Instructions for the task
Please print every record below exactly as it appears.

Dataset records:
|---|

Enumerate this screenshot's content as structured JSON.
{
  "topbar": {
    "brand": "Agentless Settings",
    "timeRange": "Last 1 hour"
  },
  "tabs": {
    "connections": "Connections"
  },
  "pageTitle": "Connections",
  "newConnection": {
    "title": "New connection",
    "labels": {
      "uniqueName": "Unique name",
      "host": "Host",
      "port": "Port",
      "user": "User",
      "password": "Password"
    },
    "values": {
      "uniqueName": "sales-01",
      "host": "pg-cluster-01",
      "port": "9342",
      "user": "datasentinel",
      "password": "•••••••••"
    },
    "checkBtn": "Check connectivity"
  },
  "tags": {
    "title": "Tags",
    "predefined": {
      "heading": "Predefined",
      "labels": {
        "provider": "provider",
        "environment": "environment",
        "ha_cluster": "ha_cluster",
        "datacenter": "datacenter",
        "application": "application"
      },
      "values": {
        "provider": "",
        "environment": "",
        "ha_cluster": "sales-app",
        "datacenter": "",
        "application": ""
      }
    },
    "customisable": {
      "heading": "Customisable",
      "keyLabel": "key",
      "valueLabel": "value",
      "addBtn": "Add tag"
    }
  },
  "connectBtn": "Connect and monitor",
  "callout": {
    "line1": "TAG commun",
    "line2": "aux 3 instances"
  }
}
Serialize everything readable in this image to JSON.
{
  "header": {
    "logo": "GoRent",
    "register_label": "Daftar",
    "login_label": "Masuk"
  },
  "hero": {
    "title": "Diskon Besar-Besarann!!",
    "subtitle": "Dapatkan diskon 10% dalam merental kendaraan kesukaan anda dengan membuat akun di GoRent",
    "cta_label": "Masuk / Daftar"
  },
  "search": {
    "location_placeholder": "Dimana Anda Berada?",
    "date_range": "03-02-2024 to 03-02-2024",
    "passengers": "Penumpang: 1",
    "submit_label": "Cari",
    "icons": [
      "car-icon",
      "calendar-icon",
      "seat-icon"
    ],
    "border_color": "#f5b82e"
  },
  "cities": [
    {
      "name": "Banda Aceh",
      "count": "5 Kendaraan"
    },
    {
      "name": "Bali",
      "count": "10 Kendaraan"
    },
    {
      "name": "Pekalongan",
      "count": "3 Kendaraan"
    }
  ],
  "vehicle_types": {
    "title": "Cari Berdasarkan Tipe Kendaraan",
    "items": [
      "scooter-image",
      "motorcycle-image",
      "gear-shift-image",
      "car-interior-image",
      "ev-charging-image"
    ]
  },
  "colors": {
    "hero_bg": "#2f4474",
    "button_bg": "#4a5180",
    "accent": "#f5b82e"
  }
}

|---|

Output
Enumerate this screenshot's content as structured JSON.
{
  "topbar": {
    "brand": "Agentless Settings",
    "timeRange": "Last 1 hour"
  },
  "tabs": {
    "connections": "Connections"
  },
  "pageTitle": "Connections",
  "newConnection": {
    "title": "New connection",
    "labels": {
      "uniqueName": "Unique name",
      "host": "Host",
      "port": "Port",
      "user": "User",
      "password": "Password"
    },
    "values": {
      "uniqueName": "sales-01",
      "host": "pg-cluster-01",
      "port": "9342",
      "user": "datasentinel",
      "password": "•••••••••"
    },
    "checkBtn": "Check connectivity"
  },
  "tags": {
    "title": "Tags",
    "predefined": {
      "heading": "Predefined",
      "labels": {
        "provider": "provider",
        "environment": "environment",
        "ha_cluster": "ha_cluster",
        "datacenter": "datacenter",
        "application": "application"
      },
      "values": {
        "provider": "",
        "environment": "",
        "ha_cluster": "sales-app",
        "datacenter": "",
        "application": ""
      }
    },
    "customisable": {
      "heading": "Customisable",
      "keyLabel": "key",
      "valueLabel": "value",
      "addBtn": "Add tag"
    }
  },
  "connectBtn": "Connect and monitor",
  "callout": {
    "line1": "TAG commun",
    "line2": "aux 3 instances"
  }
}
Serialize everything readable in this image to JSON.
{
  "header": {
    "logo": "GoRent",
    "register_label": "Daftar",
    "login_label": "Masuk"
  },
  "hero": {
    "title": "Diskon Besar-Besarann!!",
    "subtitle": "Dapatkan diskon 10% dalam merental kendaraan kesukaan anda dengan membuat akun di GoRent",
    "cta_label": "Masuk / Daftar"
  },
  "search": {
    "location_placeholder": "Dimana Anda Berada?",
    "date_range": "03-02-2024 to 03-02-2024",
    "passengers": "Penumpang: 1",
    "submit_label": "Cari",
    "icons": [
      "car-icon",
      "calendar-icon",
      "seat-icon"
    ],
    "border_color": "#f5b82e"
  },
  "cities": [
    {
      "name": "Banda Aceh",
      "count": "5 Kendaraan"
    },
    {
      "name": "Bali",
      "count": "10 Kendaraan"
    },
    {
      "name": "Pekalongan",
      "count": "3 Kendaraan"
    }
  ],
  "vehicle_types": {
    "title": "Cari Berdasarkan Tipe Kendaraan",
    "items": [
      "scooter-image",
      "motorcycle-image",
      "gear-shift-image",
      "car-interior-image",
      "ev-charging-image"
    ]
  },
  "colors": {
    "hero_bg": "#2f4474",
    "button_bg": "#4a5180",
    "accent": "#f5b82e"
  }
}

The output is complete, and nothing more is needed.